Without changing a character, return the entries, but not the images they hold.

#### AVAILABLE DATA

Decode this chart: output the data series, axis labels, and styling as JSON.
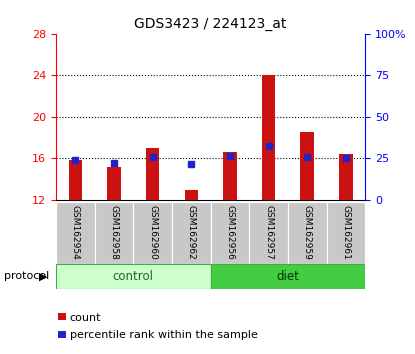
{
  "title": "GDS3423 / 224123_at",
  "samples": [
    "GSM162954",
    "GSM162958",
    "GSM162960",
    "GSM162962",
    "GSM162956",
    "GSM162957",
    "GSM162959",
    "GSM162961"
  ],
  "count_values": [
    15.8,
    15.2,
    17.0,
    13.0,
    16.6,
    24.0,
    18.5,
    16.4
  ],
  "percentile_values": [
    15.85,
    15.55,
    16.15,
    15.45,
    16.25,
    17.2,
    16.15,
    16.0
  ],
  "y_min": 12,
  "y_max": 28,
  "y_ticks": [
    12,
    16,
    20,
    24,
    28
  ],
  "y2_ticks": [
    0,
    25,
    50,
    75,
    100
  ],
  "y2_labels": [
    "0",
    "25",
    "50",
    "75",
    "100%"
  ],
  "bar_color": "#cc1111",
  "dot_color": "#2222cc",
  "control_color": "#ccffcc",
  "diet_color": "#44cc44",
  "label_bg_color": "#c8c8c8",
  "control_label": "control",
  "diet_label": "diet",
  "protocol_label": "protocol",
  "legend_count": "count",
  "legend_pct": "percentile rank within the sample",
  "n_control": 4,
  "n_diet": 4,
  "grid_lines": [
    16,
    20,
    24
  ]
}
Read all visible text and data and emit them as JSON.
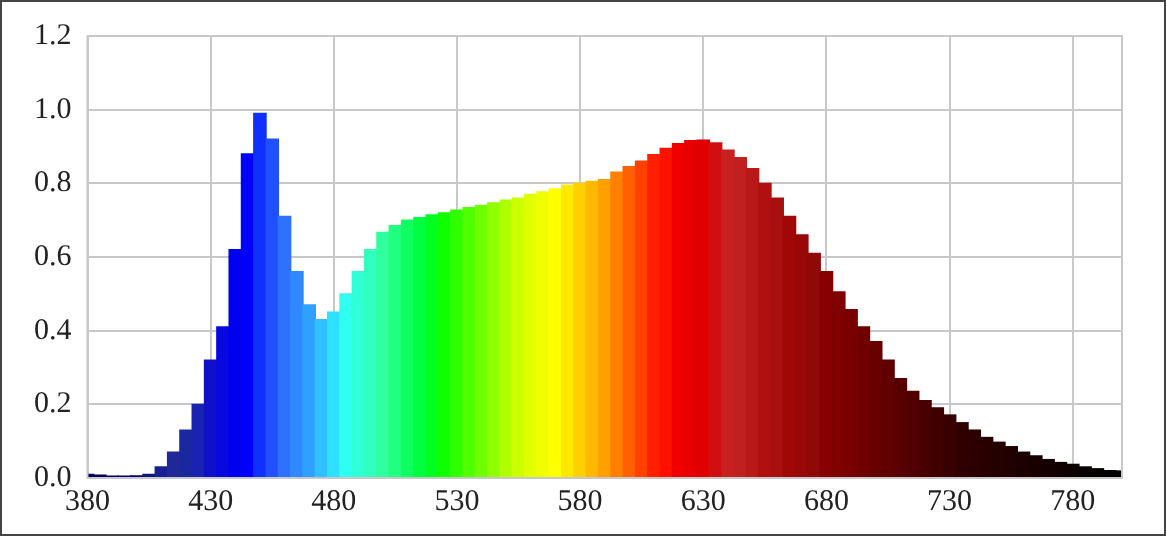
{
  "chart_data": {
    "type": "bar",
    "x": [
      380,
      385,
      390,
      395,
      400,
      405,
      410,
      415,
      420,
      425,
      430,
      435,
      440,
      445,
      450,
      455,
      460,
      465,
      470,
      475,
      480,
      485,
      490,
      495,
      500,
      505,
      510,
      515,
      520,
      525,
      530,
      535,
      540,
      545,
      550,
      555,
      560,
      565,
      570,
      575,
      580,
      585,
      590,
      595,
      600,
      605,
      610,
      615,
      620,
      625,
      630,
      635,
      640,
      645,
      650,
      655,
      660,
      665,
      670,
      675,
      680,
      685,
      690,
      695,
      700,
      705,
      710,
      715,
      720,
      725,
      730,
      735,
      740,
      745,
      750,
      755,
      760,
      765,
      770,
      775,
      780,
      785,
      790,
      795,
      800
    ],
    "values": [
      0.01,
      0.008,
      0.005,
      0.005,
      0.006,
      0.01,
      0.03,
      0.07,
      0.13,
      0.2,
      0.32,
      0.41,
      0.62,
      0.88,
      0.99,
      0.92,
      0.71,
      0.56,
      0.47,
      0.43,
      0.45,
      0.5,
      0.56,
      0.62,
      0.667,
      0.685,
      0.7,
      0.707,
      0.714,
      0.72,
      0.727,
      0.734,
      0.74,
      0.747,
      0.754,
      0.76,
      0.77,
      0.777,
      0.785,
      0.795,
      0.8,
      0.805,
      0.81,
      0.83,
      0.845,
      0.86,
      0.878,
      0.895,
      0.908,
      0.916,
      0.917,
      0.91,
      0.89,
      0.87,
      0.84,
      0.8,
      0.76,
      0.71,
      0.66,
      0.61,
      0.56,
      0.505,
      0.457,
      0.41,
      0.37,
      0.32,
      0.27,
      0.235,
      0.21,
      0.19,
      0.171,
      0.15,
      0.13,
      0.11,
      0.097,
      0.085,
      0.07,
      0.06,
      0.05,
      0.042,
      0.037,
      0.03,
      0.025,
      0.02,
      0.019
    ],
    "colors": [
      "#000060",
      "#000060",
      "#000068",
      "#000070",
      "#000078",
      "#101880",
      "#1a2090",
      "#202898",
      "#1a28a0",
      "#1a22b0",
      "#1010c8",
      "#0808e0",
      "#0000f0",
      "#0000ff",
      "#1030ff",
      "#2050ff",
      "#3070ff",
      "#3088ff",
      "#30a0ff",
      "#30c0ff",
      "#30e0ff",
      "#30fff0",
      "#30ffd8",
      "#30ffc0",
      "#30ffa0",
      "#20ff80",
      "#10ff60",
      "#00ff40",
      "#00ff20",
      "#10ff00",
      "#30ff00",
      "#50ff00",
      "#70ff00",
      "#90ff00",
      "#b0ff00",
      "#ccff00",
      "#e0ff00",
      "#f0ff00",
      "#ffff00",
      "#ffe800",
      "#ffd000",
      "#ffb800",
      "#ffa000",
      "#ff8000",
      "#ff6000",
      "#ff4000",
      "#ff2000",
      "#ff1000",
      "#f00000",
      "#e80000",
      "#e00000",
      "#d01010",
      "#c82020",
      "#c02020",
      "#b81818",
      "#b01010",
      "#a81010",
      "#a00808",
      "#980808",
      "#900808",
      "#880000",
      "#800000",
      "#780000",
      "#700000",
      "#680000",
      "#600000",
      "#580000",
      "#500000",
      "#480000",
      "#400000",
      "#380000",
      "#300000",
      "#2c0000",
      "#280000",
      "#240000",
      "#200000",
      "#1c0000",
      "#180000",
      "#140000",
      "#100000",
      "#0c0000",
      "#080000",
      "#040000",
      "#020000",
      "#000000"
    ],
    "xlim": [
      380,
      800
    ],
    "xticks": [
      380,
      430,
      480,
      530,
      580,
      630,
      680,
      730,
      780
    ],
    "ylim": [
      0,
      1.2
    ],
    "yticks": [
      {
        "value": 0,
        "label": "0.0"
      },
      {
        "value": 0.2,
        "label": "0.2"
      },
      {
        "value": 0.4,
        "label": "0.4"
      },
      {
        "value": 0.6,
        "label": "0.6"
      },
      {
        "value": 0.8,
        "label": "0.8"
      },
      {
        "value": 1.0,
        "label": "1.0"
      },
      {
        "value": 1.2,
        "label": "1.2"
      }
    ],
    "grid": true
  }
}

########

#### OUTPUT OF THE TASK:
Decode this chart: output the data series, axis labels, and styling as JSON.
{
  "title": "GDS3423 / 224123_at",
  "samples": [
    "GSM162954",
    "GSM162958",
    "GSM162960",
    "GSM162962",
    "GSM162956",
    "GSM162957",
    "GSM162959",
    "GSM162961"
  ],
  "count_values": [
    15.8,
    15.2,
    17.0,
    13.0,
    16.6,
    24.0,
    18.5,
    16.4
  ],
  "percentile_values": [
    15.85,
    15.55,
    16.15,
    15.45,
    16.25,
    17.2,
    16.15,
    16.0
  ],
  "y_min": 12,
  "y_max": 28,
  "y_ticks": [
    12,
    16,
    20,
    24,
    28
  ],
  "y2_ticks": [
    0,
    25,
    50,
    75,
    100
  ],
  "y2_labels": [
    "0",
    "25",
    "50",
    "75",
    "100%"
  ],
  "bar_color": "#cc1111",
  "dot_color": "#2222cc",
  "control_color": "#ccffcc",
  "diet_color": "#44cc44",
  "label_bg_color": "#c8c8c8",
  "control_label": "control",
  "diet_label": "diet",
  "protocol_label": "protocol",
  "legend_count": "count",
  "legend_pct": "percentile rank within the sample",
  "n_control": 4,
  "n_diet": 4,
  "grid_lines": [
    16,
    20,
    24
  ]
}
Read all visible text and data and emit them as JSON.
{
  "chart_data": {
    "type": "bar",
    "x": [
      380,
      385,
      390,
      395,
      400,
      405,
      410,
      415,
      420,
      425,
      430,
      435,
      440,
      445,
      450,
      455,
      460,
      465,
      470,
      475,
      480,
      485,
      490,
      495,
      500,
      505,
      510,
      515,
      520,
      525,
      530,
      535,
      540,
      545,
      550,
      555,
      560,
      565,
      570,
      575,
      580,
      585,
      590,
      595,
      600,
      605,
      610,
      615,
      620,
      625,
      630,
      635,
      640,
      645,
      650,
      655,
      660,
      665,
      670,
      675,
      680,
      685,
      690,
      695,
      700,
      705,
      710,
      715,
      720,
      725,
      730,
      735,
      740,
      745,
      750,
      755,
      760,
      765,
      770,
      775,
      780,
      785,
      790,
      795,
      800
    ],
    "values": [
      0.01,
      0.008,
      0.005,
      0.005,
      0.006,
      0.01,
      0.03,
      0.07,
      0.13,
      0.2,
      0.32,
      0.41,
      0.62,
      0.88,
      0.99,
      0.92,
      0.71,
      0.56,
      0.47,
      0.43,
      0.45,
      0.5,
      0.56,
      0.62,
      0.667,
      0.685,
      0.7,
      0.707,
      0.714,
      0.72,
      0.727,
      0.734,
      0.74,
      0.747,
      0.754,
      0.76,
      0.77,
      0.777,
      0.785,
      0.795,
      0.8,
      0.805,
      0.81,
      0.83,
      0.845,
      0.86,
      0.878,
      0.895,
      0.908,
      0.916,
      0.917,
      0.91,
      0.89,
      0.87,
      0.84,
      0.8,
      0.76,
      0.71,
      0.66,
      0.61,
      0.56,
      0.505,
      0.457,
      0.41,
      0.37,
      0.32,
      0.27,
      0.235,
      0.21,
      0.19,
      0.171,
      0.15,
      0.13,
      0.11,
      0.097,
      0.085,
      0.07,
      0.06,
      0.05,
      0.042,
      0.037,
      0.03,
      0.025,
      0.02,
      0.019
    ],
    "colors": [
      "#000060",
      "#000060",
      "#000068",
      "#000070",
      "#000078",
      "#101880",
      "#1a2090",
      "#202898",
      "#1a28a0",
      "#1a22b0",
      "#1010c8",
      "#0808e0",
      "#0000f0",
      "#0000ff",
      "#1030ff",
      "#2050ff",
      "#3070ff",
      "#3088ff",
      "#30a0ff",
      "#30c0ff",
      "#30e0ff",
      "#30fff0",
      "#30ffd8",
      "#30ffc0",
      "#30ffa0",
      "#20ff80",
      "#10ff60",
      "#00ff40",
      "#00ff20",
      "#10ff00",
      "#30ff00",
      "#50ff00",
      "#70ff00",
      "#90ff00",
      "#b0ff00",
      "#ccff00",
      "#e0ff00",
      "#f0ff00",
      "#ffff00",
      "#ffe800",
      "#ffd000",
      "#ffb800",
      "#ffa000",
      "#ff8000",
      "#ff6000",
      "#ff4000",
      "#ff2000",
      "#ff1000",
      "#f00000",
      "#e80000",
      "#e00000",
      "#d01010",
      "#c82020",
      "#c02020",
      "#b81818",
      "#b01010",
      "#a81010",
      "#a00808",
      "#980808",
      "#900808",
      "#880000",
      "#800000",
      "#780000",
      "#700000",
      "#680000",
      "#600000",
      "#580000",
      "#500000",
      "#480000",
      "#400000",
      "#380000",
      "#300000",
      "#2c0000",
      "#280000",
      "#240000",
      "#200000",
      "#1c0000",
      "#180000",
      "#140000",
      "#100000",
      "#0c0000",
      "#080000",
      "#040000",
      "#020000",
      "#000000"
    ],
    "xlim": [
      380,
      800
    ],
    "xticks": [
      380,
      430,
      480,
      530,
      580,
      630,
      680,
      730,
      780
    ],
    "ylim": [
      0,
      1.2
    ],
    "yticks": [
      {
        "value": 0,
        "label": "0.0"
      },
      {
        "value": 0.2,
        "label": "0.2"
      },
      {
        "value": 0.4,
        "label": "0.4"
      },
      {
        "value": 0.6,
        "label": "0.6"
      },
      {
        "value": 0.8,
        "label": "0.8"
      },
      {
        "value": 1.0,
        "label": "1.0"
      },
      {
        "value": 1.2,
        "label": "1.2"
      }
    ],
    "grid": true
  }
}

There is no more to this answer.